● **REQUEST**
Extract every line of the material that holds the string "heading".

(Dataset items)
** START **
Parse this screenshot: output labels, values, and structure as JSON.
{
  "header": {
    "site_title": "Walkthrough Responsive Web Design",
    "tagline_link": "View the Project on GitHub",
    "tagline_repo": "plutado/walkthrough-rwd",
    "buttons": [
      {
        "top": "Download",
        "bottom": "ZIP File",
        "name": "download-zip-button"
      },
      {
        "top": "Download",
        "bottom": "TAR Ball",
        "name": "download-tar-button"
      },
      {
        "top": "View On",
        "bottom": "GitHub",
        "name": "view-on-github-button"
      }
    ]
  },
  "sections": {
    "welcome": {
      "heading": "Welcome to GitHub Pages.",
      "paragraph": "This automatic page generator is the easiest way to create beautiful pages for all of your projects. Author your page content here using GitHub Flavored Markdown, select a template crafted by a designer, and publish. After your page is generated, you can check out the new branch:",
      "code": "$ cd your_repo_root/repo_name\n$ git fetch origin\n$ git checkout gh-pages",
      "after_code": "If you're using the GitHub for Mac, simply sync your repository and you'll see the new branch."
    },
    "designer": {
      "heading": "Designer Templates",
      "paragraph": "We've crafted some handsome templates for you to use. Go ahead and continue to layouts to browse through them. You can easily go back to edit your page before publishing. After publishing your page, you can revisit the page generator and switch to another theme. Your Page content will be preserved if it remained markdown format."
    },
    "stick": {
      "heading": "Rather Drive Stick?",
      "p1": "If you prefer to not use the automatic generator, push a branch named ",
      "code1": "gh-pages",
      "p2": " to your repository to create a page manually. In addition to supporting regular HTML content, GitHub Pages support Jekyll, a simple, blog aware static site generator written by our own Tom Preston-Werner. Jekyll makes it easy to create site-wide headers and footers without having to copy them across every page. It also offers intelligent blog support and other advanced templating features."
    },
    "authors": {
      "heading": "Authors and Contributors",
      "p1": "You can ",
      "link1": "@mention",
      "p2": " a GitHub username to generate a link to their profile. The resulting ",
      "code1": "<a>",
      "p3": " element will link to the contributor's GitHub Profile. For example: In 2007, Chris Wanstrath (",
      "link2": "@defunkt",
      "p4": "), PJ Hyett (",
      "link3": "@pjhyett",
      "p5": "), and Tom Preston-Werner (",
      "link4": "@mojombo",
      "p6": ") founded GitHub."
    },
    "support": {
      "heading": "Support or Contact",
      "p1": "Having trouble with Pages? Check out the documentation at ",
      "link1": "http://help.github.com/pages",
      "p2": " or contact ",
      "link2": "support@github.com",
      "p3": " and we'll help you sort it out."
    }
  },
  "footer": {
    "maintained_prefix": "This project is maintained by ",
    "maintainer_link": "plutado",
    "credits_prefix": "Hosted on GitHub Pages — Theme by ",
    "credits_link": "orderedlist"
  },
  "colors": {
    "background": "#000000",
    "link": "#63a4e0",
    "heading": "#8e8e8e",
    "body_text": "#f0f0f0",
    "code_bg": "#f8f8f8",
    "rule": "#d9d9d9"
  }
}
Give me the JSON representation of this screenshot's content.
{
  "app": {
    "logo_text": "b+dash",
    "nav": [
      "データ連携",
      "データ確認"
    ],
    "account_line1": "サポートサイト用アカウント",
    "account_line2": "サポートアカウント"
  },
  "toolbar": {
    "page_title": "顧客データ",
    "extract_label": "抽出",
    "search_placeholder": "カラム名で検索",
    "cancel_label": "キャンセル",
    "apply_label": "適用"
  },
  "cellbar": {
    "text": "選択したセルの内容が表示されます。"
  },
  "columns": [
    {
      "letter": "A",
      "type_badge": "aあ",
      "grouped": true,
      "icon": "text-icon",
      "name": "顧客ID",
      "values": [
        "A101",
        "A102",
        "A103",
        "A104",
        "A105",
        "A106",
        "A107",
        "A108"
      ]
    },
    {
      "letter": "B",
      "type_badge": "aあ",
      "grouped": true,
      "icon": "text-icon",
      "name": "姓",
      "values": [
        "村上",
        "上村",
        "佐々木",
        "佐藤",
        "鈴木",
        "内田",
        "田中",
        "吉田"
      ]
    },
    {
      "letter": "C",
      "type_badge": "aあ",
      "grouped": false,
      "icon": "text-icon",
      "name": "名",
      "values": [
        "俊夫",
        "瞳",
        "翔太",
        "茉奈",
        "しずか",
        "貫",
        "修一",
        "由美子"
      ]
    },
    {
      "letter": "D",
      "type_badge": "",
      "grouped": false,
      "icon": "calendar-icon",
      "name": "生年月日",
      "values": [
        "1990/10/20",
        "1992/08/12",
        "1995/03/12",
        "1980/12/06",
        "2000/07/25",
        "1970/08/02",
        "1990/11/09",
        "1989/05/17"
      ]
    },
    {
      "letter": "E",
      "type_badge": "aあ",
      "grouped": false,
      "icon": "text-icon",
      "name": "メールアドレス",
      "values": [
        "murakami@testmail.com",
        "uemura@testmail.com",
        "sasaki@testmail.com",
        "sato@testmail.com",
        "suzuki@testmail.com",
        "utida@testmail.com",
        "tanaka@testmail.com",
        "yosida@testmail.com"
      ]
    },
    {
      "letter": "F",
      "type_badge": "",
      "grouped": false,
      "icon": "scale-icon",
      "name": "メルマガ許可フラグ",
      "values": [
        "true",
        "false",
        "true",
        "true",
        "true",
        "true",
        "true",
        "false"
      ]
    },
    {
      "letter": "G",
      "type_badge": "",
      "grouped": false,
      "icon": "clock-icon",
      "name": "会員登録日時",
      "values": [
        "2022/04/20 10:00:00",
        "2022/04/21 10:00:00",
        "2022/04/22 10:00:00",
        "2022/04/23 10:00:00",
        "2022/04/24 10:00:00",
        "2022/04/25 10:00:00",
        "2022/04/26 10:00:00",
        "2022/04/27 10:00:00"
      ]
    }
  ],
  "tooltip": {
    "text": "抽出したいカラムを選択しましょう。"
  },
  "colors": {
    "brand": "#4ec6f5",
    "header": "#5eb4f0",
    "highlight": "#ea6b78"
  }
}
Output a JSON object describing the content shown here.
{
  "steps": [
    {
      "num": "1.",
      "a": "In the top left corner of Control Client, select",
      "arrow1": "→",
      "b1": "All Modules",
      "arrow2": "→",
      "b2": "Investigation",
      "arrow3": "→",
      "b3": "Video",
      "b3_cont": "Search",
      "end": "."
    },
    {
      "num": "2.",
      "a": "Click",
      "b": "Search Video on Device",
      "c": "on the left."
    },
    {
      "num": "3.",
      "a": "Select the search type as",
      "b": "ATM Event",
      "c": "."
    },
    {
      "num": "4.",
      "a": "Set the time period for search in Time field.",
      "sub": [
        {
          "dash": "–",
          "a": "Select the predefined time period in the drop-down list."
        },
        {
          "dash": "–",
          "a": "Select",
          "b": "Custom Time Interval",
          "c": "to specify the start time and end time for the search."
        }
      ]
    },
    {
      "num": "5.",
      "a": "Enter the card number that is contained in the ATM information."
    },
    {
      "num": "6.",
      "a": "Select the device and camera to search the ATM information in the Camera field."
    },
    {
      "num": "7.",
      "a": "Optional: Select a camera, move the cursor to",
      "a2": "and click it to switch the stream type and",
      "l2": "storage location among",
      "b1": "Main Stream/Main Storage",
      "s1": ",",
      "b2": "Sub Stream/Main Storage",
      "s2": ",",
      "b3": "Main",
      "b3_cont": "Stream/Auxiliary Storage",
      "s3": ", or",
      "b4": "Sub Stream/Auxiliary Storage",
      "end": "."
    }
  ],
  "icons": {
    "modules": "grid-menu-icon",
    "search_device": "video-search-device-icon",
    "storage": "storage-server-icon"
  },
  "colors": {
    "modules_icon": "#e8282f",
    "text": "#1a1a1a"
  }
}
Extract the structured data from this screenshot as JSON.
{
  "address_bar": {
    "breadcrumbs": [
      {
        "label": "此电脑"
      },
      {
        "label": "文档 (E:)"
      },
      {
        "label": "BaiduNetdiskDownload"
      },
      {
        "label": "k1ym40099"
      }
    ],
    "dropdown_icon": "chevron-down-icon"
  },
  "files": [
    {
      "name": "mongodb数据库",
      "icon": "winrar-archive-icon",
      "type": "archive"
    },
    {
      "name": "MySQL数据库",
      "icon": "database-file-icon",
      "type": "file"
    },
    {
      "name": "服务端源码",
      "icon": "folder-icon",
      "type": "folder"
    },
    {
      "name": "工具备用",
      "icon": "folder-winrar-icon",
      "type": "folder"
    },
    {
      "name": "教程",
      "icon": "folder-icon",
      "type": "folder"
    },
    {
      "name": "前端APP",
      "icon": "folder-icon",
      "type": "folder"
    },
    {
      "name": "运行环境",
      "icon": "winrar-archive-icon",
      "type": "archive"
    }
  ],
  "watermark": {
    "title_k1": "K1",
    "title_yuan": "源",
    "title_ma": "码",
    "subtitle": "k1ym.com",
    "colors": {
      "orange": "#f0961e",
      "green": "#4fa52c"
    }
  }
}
** END **
● **REPLY TO THE EXERCISE**
      "heading": "Welcome to GitHub Pages.",
      "heading": "Designer Templates",
      "heading": "Rather Drive Stick?",
      "heading": "Authors and Contributors",
      "heading": "Support or Contact",
    "heading": "#8e8e8e",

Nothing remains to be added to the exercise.